WHAT YOU WILL DO:
Make an exact copy of the lines, leaving the pictures out.

RECORDS FOR THIS EXERCISE:
====================

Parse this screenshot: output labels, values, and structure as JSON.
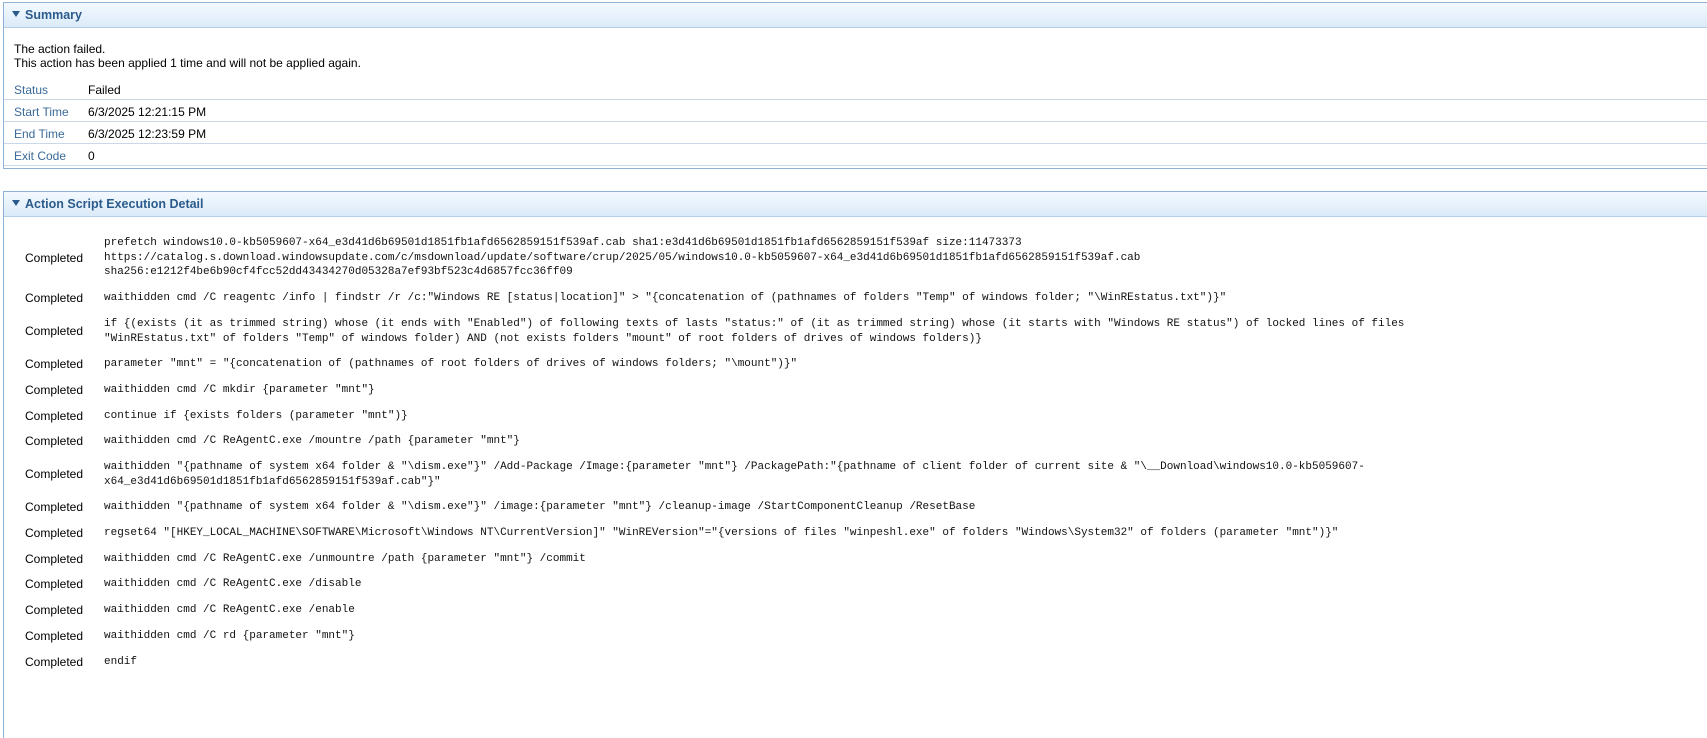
{
  "summary": {
    "title": "Summary",
    "message_line1": "The action failed.",
    "message_line2": "This action has been applied 1 time and will not be applied again.",
    "fields": [
      {
        "label": "Status",
        "value": "Failed"
      },
      {
        "label": "Start Time",
        "value": "6/3/2025 12:21:15 PM"
      },
      {
        "label": "End Time",
        "value": "6/3/2025 12:23:59 PM"
      },
      {
        "label": "Exit Code",
        "value": "0"
      }
    ]
  },
  "detail": {
    "title": "Action Script Execution Detail",
    "rows": [
      {
        "status": "Completed",
        "command": "prefetch windows10.0-kb5059607-x64_e3d41d6b69501d1851fb1afd6562859151f539af.cab sha1:e3d41d6b69501d1851fb1afd6562859151f539af size:11473373\nhttps://catalog.s.download.windowsupdate.com/c/msdownload/update/software/crup/2025/05/windows10.0-kb5059607-x64_e3d41d6b69501d1851fb1afd6562859151f539af.cab\nsha256:e1212f4be6b90cf4fcc52dd43434270d05328a7ef93bf523c4d6857fcc36ff09"
      },
      {
        "status": "Completed",
        "command": "waithidden cmd /C reagentc /info | findstr /r /c:\"Windows RE [status|location]\" > \"{concatenation of (pathnames of folders \"Temp\" of windows folder; \"\\WinREstatus.txt\")}\""
      },
      {
        "status": "Completed",
        "command": "if {(exists (it as trimmed string) whose (it ends with \"Enabled\") of following texts of lasts \"status:\" of (it as trimmed string) whose (it starts with \"Windows RE status\") of locked lines of files\n\"WinREstatus.txt\" of folders \"Temp\" of windows folder) AND (not exists folders \"mount\" of root folders of drives of windows folders)}"
      },
      {
        "status": "Completed",
        "command": "parameter \"mnt\" = \"{concatenation of (pathnames of root folders of drives of windows folders; \"\\mount\")}\""
      },
      {
        "status": "Completed",
        "command": "waithidden cmd /C mkdir {parameter \"mnt\"}"
      },
      {
        "status": "Completed",
        "command": "continue if {exists folders (parameter \"mnt\")}"
      },
      {
        "status": "Completed",
        "command": "waithidden cmd /C ReAgentC.exe /mountre /path {parameter \"mnt\"}"
      },
      {
        "status": "Completed",
        "command": "waithidden \"{pathname of system x64 folder & \"\\dism.exe\"}\" /Add-Package /Image:{parameter \"mnt\"} /PackagePath:\"{pathname of client folder of current site & \"\\__Download\\windows10.0-kb5059607-\nx64_e3d41d6b69501d1851fb1afd6562859151f539af.cab\"}\""
      },
      {
        "status": "Completed",
        "command": "waithidden \"{pathname of system x64 folder & \"\\dism.exe\"}\" /image:{parameter \"mnt\"} /cleanup-image /StartComponentCleanup /ResetBase"
      },
      {
        "status": "Completed",
        "command": "regset64 \"[HKEY_LOCAL_MACHINE\\SOFTWARE\\Microsoft\\Windows NT\\CurrentVersion]\" \"WinREVersion\"=\"{versions of files \"winpeshl.exe\" of folders \"Windows\\System32\" of folders (parameter \"mnt\")}\""
      },
      {
        "status": "Completed",
        "command": "waithidden cmd /C ReAgentC.exe /unmountre /path {parameter \"mnt\"} /commit"
      },
      {
        "status": "Completed",
        "command": "waithidden cmd /C ReAgentC.exe /disable"
      },
      {
        "status": "Completed",
        "command": "waithidden cmd /C ReAgentC.exe /enable"
      },
      {
        "status": "Completed",
        "command": "waithidden cmd /C rd {parameter \"mnt\"}"
      },
      {
        "status": "Completed",
        "command": "endif"
      }
    ]
  }
}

====================

SOLUTION BELOW:
Parse this screenshot: output labels, values, and structure as JSON.
{
  "summary": {
    "title": "Summary",
    "message_line1": "The action failed.",
    "message_line2": "This action has been applied 1 time and will not be applied again.",
    "fields": [
      {
        "label": "Status",
        "value": "Failed"
      },
      {
        "label": "Start Time",
        "value": "6/3/2025 12:21:15 PM"
      },
      {
        "label": "End Time",
        "value": "6/3/2025 12:23:59 PM"
      },
      {
        "label": "Exit Code",
        "value": "0"
      }
    ]
  },
  "detail": {
    "title": "Action Script Execution Detail",
    "rows": [
      {
        "status": "Completed",
        "command": "prefetch windows10.0-kb5059607-x64_e3d41d6b69501d1851fb1afd6562859151f539af.cab sha1:e3d41d6b69501d1851fb1afd6562859151f539af size:11473373\nhttps://catalog.s.download.windowsupdate.com/c/msdownload/update/software/crup/2025/05/windows10.0-kb5059607-x64_e3d41d6b69501d1851fb1afd6562859151f539af.cab\nsha256:e1212f4be6b90cf4fcc52dd43434270d05328a7ef93bf523c4d6857fcc36ff09"
      },
      {
        "status": "Completed",
        "command": "waithidden cmd /C reagentc /info | findstr /r /c:\"Windows RE [status|location]\" > \"{concatenation of (pathnames of folders \"Temp\" of windows folder; \"\\WinREstatus.txt\")}\""
      },
      {
        "status": "Completed",
        "command": "if {(exists (it as trimmed string) whose (it ends with \"Enabled\") of following texts of lasts \"status:\" of (it as trimmed string) whose (it starts with \"Windows RE status\") of locked lines of files\n\"WinREstatus.txt\" of folders \"Temp\" of windows folder) AND (not exists folders \"mount\" of root folders of drives of windows folders)}"
      },
      {
        "status": "Completed",
        "command": "parameter \"mnt\" = \"{concatenation of (pathnames of root folders of drives of windows folders; \"\\mount\")}\""
      },
      {
        "status": "Completed",
        "command": "waithidden cmd /C mkdir {parameter \"mnt\"}"
      },
      {
        "status": "Completed",
        "command": "continue if {exists folders (parameter \"mnt\")}"
      },
      {
        "status": "Completed",
        "command": "waithidden cmd /C ReAgentC.exe /mountre /path {parameter \"mnt\"}"
      },
      {
        "status": "Completed",
        "command": "waithidden \"{pathname of system x64 folder & \"\\dism.exe\"}\" /Add-Package /Image:{parameter \"mnt\"} /PackagePath:\"{pathname of client folder of current site & \"\\__Download\\windows10.0-kb5059607-\nx64_e3d41d6b69501d1851fb1afd6562859151f539af.cab\"}\""
      },
      {
        "status": "Completed",
        "command": "waithidden \"{pathname of system x64 folder & \"\\dism.exe\"}\" /image:{parameter \"mnt\"} /cleanup-image /StartComponentCleanup /ResetBase"
      },
      {
        "status": "Completed",
        "command": "regset64 \"[HKEY_LOCAL_MACHINE\\SOFTWARE\\Microsoft\\Windows NT\\CurrentVersion]\" \"WinREVersion\"=\"{versions of files \"winpeshl.exe\" of folders \"Windows\\System32\" of folders (parameter \"mnt\")}\""
      },
      {
        "status": "Completed",
        "command": "waithidden cmd /C ReAgentC.exe /unmountre /path {parameter \"mnt\"} /commit"
      },
      {
        "status": "Completed",
        "command": "waithidden cmd /C ReAgentC.exe /disable"
      },
      {
        "status": "Completed",
        "command": "waithidden cmd /C ReAgentC.exe /enable"
      },
      {
        "status": "Completed",
        "command": "waithidden cmd /C rd {parameter \"mnt\"}"
      },
      {
        "status": "Completed",
        "command": "endif"
      }
    ]
  }
}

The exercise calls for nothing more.